* **EXERCISE INSTRUCTIONS**
Write only the number of lines in the records beneath that hold "امکان".

* **Stored data entries**
________________________________________
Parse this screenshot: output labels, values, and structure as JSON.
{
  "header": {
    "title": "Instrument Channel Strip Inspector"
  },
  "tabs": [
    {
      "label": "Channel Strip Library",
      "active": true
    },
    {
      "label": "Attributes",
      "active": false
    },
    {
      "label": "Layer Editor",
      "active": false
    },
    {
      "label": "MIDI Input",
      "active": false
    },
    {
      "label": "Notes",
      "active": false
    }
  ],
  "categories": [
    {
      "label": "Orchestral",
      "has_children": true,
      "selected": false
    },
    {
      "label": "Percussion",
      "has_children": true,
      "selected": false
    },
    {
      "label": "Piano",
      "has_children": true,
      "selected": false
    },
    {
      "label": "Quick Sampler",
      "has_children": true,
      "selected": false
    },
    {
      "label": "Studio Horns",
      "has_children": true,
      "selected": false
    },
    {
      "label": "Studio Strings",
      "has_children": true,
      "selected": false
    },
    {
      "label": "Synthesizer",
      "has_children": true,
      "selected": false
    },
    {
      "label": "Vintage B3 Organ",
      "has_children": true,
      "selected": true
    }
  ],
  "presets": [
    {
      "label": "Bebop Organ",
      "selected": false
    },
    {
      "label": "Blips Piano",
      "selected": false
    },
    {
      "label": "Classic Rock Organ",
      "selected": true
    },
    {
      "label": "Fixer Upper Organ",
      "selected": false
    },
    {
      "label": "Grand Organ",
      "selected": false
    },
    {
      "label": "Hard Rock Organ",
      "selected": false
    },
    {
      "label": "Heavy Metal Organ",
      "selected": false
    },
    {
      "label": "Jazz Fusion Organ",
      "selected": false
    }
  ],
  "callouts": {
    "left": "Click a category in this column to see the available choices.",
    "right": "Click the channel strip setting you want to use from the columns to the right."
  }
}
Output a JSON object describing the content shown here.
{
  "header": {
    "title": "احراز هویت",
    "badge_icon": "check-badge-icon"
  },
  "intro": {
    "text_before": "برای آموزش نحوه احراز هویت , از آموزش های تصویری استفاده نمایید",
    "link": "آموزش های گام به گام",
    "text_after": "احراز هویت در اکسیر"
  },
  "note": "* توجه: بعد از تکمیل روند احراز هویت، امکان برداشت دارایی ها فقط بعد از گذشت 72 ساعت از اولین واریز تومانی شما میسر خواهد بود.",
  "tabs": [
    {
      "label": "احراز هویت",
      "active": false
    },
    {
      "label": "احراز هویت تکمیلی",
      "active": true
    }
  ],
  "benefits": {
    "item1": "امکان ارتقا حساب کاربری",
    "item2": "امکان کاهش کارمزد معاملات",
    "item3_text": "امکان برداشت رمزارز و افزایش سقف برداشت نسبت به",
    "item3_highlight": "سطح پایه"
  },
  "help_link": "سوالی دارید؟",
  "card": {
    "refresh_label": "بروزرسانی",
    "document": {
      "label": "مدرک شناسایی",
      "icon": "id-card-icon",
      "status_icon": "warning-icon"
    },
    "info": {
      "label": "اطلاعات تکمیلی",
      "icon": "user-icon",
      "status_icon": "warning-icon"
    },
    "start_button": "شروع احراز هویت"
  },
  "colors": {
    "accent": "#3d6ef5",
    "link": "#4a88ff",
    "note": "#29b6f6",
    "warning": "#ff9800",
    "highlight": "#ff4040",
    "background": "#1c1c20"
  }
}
________________________________________
* **REPLY TO THE EXERCISE**
4